▸ **Texto**
Postado em 05/01/2012
A produção de curta-metragem no Brasil é vigorosa. A estimativa é que 300 filmes deste formato são realizados por ano em todo o País. Mas quem vive de curta? É verdade que inexiste um mercado para essa produção (e tantas outras quando o assunto é arte, ousadia e idealismo). O longametragem também sofre com isso, salvo os filmes amparados por um time seleto de produtores articulados com uma distribuidora que abra os caminhos das salas de cinema, tão focadas nos blockbusters... um assunto até repetitivo.
O curta segue uma via paralela. O foco dos realizadores de curta-metragem está nas dezenas de festivais brasileiros, a principal vitrine. Se passar pelo crivo dos principais festivais, é comum ter uma vida longa circulando durante um, dois anos. E depois, o que fazer com esse filme? Pelo valor cultural, pode pelo menos estar nas salas de aula ou em um catálogo na web. O acesso e a circulação estão em trânsito.
Se um filme curto cai nas graças de um júri internacional, é certo que o diretor está dando um passo largo, experimentado por poucos (infelizmente), ao pensar na ativa e distinta produção brasileira – dos diretores metropolitanos aos coletivos do interior do Brasil. Todos buscam um lugar nessa seara disputada. Alcançar uma carreira internacional é uma experiência que, no mínimo, traz reconhecimento dentro da nossa realidade audiovisual. Faz o diretor pensar grande: o próximo filme quem sabe será um longa.
Mas muitos curtas ficam fora de festivais, e isso pode ser às vezes incompreensível. Vamos crer que apenas os ótimos e muito bons têm uma circulação diferenciada. E os filmes medianos? O rumo é outro. As mostras em cineclubes e pontos de cultura e a exibição em canais de compartilhamento potencializam esses filmes, que encontram um público. Com o advento da banda larga temos um crescimento de canais na web exibindo e fomentando o curta-metragem, formato muito adequado às novas mídias.
As emissoras de televisão sempre foram questionadas sobre o espaço para a produção independente. O panorama atual se mostra otimista, e cada vez mais as tevês se abrem para o curta-metragem. Temos programas que repercutem esse formato no SescTV, TV Brasil, Canal Brasil, TV Cultura. Algumas emissoras regionais, como Rede Minas e TVE/RS, também têm espaço para o curta-metragem. Realmente, os filmes curtos realizados com dinheiro público deveriam ter como contrapartida a exibição em emissoras educativas.
Sem compromissos comerciais, o curta é um filme cultural, depende da criatividade e da liberdade do realizador e sua equipe. A maioria é fruto de prêmios, editais, apoios culturais através de leis de incentivo. Há ainda os curtas de conclusão de cursos, crias das dezenas de faculdades de cinema no Brasil.
As produções contemporâneas são marcadas pela diversidade, com uma gama de temáticas que valorizam as buscas internas, as artes, a memória, as relações sociais, o universo urbano. Os roteiros, as linhas narrativas e a estética são os pontos de experimentação que fazem os diretores testar a criação sem restrições.

▸ **O que fazer**
- A) Resuma em duas frases o texto sobre o curta-metragem brasileiro.
- B) Transcreva tudo o que vai de "As emissoras de" até "em emissoras educativas." no texto sobre o curta-metragem brasileiro.

▸ **Dados registrados**
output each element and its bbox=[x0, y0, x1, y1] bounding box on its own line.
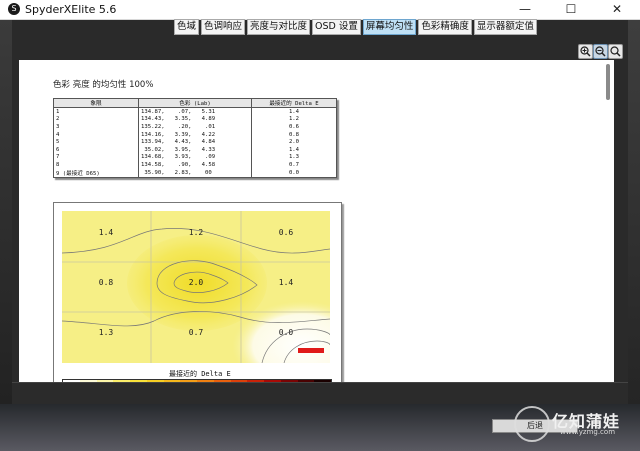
cell-delta-e: 0.0 bbox=[251, 168, 337, 178]
cell-quadrant: 6 bbox=[53, 145, 139, 154]
watermark-url: www.yzmg.com bbox=[560, 428, 616, 436]
cell-delta-e: 1.4 bbox=[251, 145, 337, 154]
heatmap-marker bbox=[298, 348, 324, 353]
watermark-logo-icon bbox=[514, 406, 550, 442]
zoom-fit-button[interactable] bbox=[608, 44, 623, 59]
zoom-in-button[interactable] bbox=[578, 44, 593, 59]
cell-lab: 134.58, .90, 4.58 bbox=[138, 161, 252, 169]
zoom-out-icon bbox=[595, 46, 606, 57]
header-color-lab: 色彩 (Lab) bbox=[138, 98, 252, 108]
watermark: 亿知蒲娃 www.yzmg.com bbox=[514, 402, 634, 442]
heatmap-value-label: 0.8 bbox=[99, 278, 114, 287]
cell-delta-e: 0.6 bbox=[251, 123, 337, 131]
table-row: 8 134.58, .90, 4.58 0.7 bbox=[53, 161, 337, 169]
heatmap-value-label: 1.4 bbox=[279, 278, 294, 287]
tab-bar: 色域 色调响应 亮度与对比度 OSD 设置 屏幕均匀性 色彩精确度 显示器额定值 bbox=[174, 19, 537, 35]
cell-quadrant: 7 bbox=[53, 153, 139, 162]
heatmap-value-label: 1.4 bbox=[99, 228, 114, 237]
cell-quadrant: 9 (最接近 D65) bbox=[53, 168, 139, 178]
cell-quadrant: 2 bbox=[53, 115, 139, 124]
uniformity-title: 色彩 亮度 的均匀性 100% bbox=[53, 80, 154, 90]
cell-lab: 134.43, 3.35, 4.89 bbox=[138, 115, 252, 124]
heatmap-value-label: 1.3 bbox=[99, 328, 114, 337]
minimize-button[interactable]: — bbox=[502, 0, 548, 19]
tab-screen-uniformity[interactable]: 屏幕均匀性 bbox=[362, 19, 417, 35]
table-row: 6 35.02, 3.95, 4.33 1.4 bbox=[53, 145, 337, 154]
cell-quadrant: 4 bbox=[53, 130, 139, 139]
close-button[interactable]: ✕ bbox=[594, 0, 640, 19]
cell-delta-e: 1.2 bbox=[251, 115, 337, 124]
cell-delta-e: 1.3 bbox=[251, 153, 337, 162]
minimize-icon: — bbox=[519, 2, 531, 16]
table-row: 4 134.16, 3.39, 4.22 0.8 bbox=[53, 130, 337, 139]
tab-brightness-contrast[interactable]: 亮度与对比度 bbox=[247, 19, 311, 35]
tab-gamut[interactable]: 色域 bbox=[174, 19, 200, 35]
cell-quadrant: 5 bbox=[53, 138, 139, 146]
zoom-in-icon bbox=[580, 46, 591, 57]
cell-lab: 135.22, .20, .01 bbox=[138, 123, 252, 131]
maximize-icon: ☐ bbox=[565, 2, 577, 16]
window-title: SpyderXElite 5.6 bbox=[25, 3, 117, 16]
table-header-row: 象限 色彩 (Lab) 最接近的 Delta E bbox=[53, 98, 337, 108]
table-row: 3 135.22, .20, .01 0.6 bbox=[53, 123, 337, 131]
cell-lab: 134.68, 3.93, .09 bbox=[138, 153, 252, 162]
tab-tone-response[interactable]: 色调响应 bbox=[201, 19, 246, 35]
heatmap-value-label: 0.6 bbox=[279, 228, 294, 237]
cell-delta-e: 1.4 bbox=[251, 107, 337, 116]
window-left-edge bbox=[0, 20, 12, 451]
cell-delta-e: 2.0 bbox=[251, 138, 337, 146]
table-row: 7 134.68, 3.93, .09 1.3 bbox=[53, 153, 337, 162]
close-icon: ✕ bbox=[611, 2, 623, 16]
table-row: 2 134.43, 3.35, 4.89 1.2 bbox=[53, 115, 337, 124]
tab-osd-settings[interactable]: OSD 设置 bbox=[312, 19, 361, 35]
zoom-out-button[interactable] bbox=[593, 44, 608, 59]
cell-quadrant: 3 bbox=[53, 123, 139, 131]
uniformity-heatmap: 1.4 1.2 0.6 0.8 2.0 1.4 1.3 0.7 0.0 最接近的 Delta E bbox=[53, 202, 342, 382]
zoom-fit-icon bbox=[610, 46, 621, 57]
header-delta-e: 最接近的 Delta E bbox=[251, 98, 337, 108]
report-page: 色彩 亮度 的均匀性 100% 象限 色彩 (Lab) 最接近的 Delta E… bbox=[19, 60, 614, 382]
cell-delta-e: 0.7 bbox=[251, 161, 337, 169]
tab-monitor-rating[interactable]: 显示器额定值 bbox=[473, 19, 537, 35]
table-row: 9 (最接近 D65) 35.90, 2.83, 00 0.0 bbox=[53, 168, 337, 178]
scale-title: 最接近的 Delta E bbox=[169, 370, 231, 378]
maximize-button[interactable]: ☐ bbox=[548, 0, 594, 19]
cell-delta-e: 0.8 bbox=[251, 130, 337, 139]
heatmap-value-label: 0.7 bbox=[189, 328, 204, 337]
cell-lab: 134.87, .07, 5.31 bbox=[138, 107, 252, 116]
window-right-edge bbox=[628, 20, 640, 451]
heatmap-value-label: 1.2 bbox=[189, 228, 204, 237]
cell-quadrant: 8 bbox=[53, 161, 139, 169]
table-row: 5 133.94, 4.43, 4.84 2.0 bbox=[53, 138, 337, 146]
vertical-scrollbar-thumb[interactable] bbox=[606, 64, 610, 100]
uniformity-table: 象限 色彩 (Lab) 最接近的 Delta E 1 134.87, .07, 5… bbox=[53, 98, 337, 178]
header-quadrant: 象限 bbox=[53, 98, 139, 108]
app-window: S SpyderXElite 5.6 — ☐ ✕ 色域 色调响应 亮度与对比度 … bbox=[0, 0, 640, 451]
cell-lab: 35.02, 3.95, 4.33 bbox=[138, 145, 252, 154]
heatmap-value-label: 0.0 bbox=[279, 328, 294, 337]
heatmap-plot: 1.4 1.2 0.6 0.8 2.0 1.4 1.3 0.7 0.0 bbox=[62, 211, 330, 363]
cell-quadrant: 1 bbox=[53, 107, 139, 116]
cell-lab: 134.16, 3.39, 4.22 bbox=[138, 130, 252, 139]
table-row: 1 134.87, .07, 5.31 1.4 bbox=[53, 107, 337, 116]
title-bar[interactable]: S SpyderXElite 5.6 — ☐ ✕ bbox=[0, 0, 640, 20]
cell-lab: 133.94, 4.43, 4.84 bbox=[138, 138, 252, 146]
app-icon: S bbox=[8, 3, 20, 15]
tab-color-accuracy[interactable]: 色彩精确度 bbox=[418, 19, 472, 35]
heatmap-value-label: 2.0 bbox=[189, 278, 204, 287]
cell-lab: 35.90, 2.83, 00 bbox=[138, 168, 252, 178]
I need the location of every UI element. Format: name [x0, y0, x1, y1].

▸ **Lista de respostas**
- A) Estima-se que 300 curtas-metragens sejam realizados por ano no Brasil, sem um mercado para eles, e os festivais são a principal vitrine, enquanto os que ficam de fora encontram público em cineclubes, pontos de cultura e canais na web. As emissoras de televisão se abrem cada vez mais ao formato, e os curtas, em sua maioria fruto de prêmios, editais e leis de incentivo, são marcados pela diversidade de temas e pela experimentação.

- B)
As emissoras de televisão sempre foram questionadas sobre o espaço para a produção independente. O panorama atual se mostra otimista, e cada vez mais as tevês se abrem para o curta-metragem. Temos programas que repercutem esse formato no SescTV, TV Brasil, Canal Brasil, TV Cultura. Algumas emissoras regionais, como Rede Minas e TVE/RS, também têm espaço para o curta-metragem. Realmente, os filmes curtos realizados com dinheiro público deveriam ter como contrapartida a exibição em emissoras educativas.